---------- Task input

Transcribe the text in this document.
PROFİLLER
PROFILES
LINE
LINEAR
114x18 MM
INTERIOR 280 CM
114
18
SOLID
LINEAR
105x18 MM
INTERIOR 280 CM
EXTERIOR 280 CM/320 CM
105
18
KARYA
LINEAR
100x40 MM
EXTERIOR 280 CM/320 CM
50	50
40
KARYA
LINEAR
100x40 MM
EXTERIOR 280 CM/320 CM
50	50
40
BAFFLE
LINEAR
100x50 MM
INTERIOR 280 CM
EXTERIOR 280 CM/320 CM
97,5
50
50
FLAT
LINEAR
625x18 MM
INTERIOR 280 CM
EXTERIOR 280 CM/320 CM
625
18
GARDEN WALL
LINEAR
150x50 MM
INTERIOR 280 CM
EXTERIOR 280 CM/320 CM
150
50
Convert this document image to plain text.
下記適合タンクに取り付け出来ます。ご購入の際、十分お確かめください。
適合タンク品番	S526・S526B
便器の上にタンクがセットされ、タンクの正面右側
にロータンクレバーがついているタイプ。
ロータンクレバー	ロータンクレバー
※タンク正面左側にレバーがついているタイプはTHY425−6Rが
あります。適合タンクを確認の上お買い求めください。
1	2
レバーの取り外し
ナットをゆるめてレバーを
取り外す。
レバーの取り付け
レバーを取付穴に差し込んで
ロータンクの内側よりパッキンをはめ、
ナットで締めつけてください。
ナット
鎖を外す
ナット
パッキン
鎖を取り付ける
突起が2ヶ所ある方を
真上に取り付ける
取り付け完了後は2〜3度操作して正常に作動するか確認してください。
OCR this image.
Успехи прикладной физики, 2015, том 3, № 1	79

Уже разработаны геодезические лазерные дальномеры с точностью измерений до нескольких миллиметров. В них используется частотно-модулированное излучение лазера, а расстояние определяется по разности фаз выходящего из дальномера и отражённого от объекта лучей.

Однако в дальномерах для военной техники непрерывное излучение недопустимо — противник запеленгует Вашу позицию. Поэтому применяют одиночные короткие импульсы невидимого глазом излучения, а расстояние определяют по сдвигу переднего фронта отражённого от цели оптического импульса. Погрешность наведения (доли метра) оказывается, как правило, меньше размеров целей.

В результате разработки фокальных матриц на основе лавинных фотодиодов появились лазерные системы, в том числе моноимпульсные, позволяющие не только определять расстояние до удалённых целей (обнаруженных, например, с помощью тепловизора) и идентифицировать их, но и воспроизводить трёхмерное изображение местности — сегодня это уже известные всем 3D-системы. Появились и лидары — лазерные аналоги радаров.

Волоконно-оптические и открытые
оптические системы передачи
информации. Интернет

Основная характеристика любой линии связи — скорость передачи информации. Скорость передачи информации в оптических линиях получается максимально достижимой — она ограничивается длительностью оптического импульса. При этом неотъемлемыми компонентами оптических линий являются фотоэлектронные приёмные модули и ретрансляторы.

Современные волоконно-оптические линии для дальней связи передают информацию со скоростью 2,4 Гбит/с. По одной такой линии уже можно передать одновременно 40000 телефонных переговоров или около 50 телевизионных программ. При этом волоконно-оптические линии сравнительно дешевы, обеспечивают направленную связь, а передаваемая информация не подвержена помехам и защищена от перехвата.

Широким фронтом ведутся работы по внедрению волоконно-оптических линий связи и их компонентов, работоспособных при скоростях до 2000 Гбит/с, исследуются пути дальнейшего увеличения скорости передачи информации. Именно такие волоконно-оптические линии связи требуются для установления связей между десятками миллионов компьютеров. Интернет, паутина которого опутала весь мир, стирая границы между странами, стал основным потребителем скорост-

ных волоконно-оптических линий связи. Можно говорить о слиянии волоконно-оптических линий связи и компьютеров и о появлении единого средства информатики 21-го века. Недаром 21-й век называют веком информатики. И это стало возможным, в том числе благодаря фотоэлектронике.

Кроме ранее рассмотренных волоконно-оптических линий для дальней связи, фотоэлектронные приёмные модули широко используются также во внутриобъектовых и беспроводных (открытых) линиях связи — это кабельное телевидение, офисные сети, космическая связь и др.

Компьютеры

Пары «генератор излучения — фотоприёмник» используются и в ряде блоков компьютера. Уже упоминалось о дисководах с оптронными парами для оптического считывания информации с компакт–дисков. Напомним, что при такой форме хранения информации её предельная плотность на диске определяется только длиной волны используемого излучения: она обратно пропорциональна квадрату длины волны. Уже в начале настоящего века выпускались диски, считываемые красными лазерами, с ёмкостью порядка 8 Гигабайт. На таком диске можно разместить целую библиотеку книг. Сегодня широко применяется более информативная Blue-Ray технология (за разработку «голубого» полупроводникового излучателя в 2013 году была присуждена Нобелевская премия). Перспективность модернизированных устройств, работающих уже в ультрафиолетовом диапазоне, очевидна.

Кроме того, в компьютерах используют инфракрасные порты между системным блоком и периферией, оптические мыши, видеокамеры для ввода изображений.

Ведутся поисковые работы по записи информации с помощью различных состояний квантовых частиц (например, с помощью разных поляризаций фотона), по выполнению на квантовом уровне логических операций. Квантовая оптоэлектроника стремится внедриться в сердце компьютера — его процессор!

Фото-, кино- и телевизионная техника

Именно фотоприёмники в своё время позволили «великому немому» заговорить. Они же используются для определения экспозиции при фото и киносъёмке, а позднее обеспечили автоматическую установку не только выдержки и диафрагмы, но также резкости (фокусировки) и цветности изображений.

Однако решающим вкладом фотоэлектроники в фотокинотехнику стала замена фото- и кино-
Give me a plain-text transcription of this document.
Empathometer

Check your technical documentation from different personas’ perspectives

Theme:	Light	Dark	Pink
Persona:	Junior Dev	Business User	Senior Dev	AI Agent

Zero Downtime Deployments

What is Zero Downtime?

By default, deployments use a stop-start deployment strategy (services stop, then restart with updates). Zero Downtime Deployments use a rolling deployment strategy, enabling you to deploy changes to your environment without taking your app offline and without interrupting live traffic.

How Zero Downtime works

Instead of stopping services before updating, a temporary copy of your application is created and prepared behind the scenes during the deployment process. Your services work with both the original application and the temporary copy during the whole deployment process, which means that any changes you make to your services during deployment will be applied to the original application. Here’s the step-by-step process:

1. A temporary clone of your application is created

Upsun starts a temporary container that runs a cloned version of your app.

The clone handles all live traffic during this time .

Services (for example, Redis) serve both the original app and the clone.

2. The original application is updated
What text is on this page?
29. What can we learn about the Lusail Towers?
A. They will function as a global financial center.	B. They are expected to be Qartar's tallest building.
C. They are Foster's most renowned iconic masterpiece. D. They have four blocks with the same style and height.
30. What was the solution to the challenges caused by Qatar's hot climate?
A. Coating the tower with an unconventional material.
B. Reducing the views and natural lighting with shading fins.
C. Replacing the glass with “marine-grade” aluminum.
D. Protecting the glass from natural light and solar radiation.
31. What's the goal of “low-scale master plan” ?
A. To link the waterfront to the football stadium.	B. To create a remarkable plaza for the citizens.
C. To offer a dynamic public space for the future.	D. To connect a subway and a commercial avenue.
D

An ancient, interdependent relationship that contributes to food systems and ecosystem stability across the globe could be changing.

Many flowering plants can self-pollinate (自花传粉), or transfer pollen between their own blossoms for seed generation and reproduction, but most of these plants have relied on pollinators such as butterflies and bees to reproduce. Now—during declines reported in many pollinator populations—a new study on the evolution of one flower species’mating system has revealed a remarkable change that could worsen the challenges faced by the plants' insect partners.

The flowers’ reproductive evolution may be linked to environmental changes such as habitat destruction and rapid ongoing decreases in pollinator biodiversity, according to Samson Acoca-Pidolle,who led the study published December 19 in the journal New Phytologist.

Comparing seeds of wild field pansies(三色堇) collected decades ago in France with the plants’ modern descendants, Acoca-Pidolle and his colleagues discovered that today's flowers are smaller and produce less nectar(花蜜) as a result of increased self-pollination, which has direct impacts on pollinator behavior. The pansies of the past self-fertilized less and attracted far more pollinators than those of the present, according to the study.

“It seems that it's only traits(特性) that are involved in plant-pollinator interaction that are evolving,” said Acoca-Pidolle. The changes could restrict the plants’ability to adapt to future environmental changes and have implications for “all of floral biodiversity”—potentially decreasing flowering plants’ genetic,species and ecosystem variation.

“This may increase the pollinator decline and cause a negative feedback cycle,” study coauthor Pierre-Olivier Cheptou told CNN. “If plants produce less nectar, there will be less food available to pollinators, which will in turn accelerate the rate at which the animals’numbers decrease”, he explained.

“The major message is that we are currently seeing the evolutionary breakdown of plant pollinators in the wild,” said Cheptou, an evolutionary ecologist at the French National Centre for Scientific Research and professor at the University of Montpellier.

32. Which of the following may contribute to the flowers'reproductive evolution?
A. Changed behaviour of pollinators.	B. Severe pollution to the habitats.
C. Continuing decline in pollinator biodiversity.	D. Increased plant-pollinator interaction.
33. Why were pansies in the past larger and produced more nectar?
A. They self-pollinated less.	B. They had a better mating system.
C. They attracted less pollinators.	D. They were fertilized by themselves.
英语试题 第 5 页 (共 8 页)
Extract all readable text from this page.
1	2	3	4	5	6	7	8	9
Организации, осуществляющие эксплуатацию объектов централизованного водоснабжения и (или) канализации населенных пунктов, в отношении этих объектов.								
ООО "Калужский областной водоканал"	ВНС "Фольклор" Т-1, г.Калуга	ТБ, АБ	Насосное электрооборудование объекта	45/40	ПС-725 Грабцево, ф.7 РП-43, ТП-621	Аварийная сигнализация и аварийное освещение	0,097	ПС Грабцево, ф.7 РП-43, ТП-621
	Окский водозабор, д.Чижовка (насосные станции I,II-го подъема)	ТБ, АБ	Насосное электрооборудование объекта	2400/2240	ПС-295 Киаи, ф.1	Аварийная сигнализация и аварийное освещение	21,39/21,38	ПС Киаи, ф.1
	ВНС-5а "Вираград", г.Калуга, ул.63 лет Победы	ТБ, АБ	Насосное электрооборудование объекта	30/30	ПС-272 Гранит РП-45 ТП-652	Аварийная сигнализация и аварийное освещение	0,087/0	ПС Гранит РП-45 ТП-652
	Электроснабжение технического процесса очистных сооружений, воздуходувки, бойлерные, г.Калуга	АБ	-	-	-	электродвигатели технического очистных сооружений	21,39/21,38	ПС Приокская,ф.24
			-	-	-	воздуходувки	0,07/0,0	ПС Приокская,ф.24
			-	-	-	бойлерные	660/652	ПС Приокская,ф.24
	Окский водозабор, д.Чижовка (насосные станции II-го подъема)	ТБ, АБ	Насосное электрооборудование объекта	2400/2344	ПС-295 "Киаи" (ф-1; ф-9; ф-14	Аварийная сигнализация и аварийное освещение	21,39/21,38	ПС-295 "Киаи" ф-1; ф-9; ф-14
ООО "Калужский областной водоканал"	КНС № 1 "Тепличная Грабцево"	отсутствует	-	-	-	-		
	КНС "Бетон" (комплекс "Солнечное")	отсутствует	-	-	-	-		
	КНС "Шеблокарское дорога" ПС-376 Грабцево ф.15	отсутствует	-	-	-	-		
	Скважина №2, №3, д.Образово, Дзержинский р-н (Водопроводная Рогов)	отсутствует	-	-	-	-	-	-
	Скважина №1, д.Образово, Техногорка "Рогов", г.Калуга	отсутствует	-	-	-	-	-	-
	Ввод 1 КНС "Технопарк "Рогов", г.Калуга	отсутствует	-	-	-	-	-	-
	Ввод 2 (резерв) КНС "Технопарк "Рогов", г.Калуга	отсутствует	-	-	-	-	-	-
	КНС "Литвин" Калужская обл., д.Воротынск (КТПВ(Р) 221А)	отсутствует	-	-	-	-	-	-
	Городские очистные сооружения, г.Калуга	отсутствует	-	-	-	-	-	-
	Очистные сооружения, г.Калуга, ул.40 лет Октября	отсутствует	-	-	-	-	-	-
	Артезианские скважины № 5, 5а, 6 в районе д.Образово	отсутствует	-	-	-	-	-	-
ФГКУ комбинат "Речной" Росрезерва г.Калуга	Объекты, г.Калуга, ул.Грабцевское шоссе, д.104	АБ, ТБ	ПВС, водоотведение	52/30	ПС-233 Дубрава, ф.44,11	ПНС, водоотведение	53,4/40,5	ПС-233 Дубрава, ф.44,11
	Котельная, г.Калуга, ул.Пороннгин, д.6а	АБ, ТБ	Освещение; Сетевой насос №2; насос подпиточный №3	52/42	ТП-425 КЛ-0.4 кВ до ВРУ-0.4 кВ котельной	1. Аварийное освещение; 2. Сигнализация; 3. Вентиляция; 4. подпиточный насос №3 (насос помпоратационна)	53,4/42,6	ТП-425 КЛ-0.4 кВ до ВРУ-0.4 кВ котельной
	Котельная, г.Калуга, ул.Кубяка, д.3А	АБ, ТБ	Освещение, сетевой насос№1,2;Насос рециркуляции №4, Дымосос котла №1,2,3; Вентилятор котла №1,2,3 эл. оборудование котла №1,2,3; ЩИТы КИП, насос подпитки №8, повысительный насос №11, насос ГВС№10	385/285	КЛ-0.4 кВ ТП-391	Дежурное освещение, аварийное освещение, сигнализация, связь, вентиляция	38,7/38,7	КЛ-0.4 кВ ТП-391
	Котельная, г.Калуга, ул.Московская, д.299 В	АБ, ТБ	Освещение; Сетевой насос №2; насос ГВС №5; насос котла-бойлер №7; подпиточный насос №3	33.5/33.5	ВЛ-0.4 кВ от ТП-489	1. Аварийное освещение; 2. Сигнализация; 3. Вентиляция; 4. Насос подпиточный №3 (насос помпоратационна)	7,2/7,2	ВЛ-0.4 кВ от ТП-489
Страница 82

--------------------

Task to complete:
Only lines holding the string "were" are wanted; gather each one from the entries above.

Solution to the exercise:
33. Why were pansies in the past larger and produced more nectar?
C. They attracted less pollinators.	D. They were fertilized by themselves.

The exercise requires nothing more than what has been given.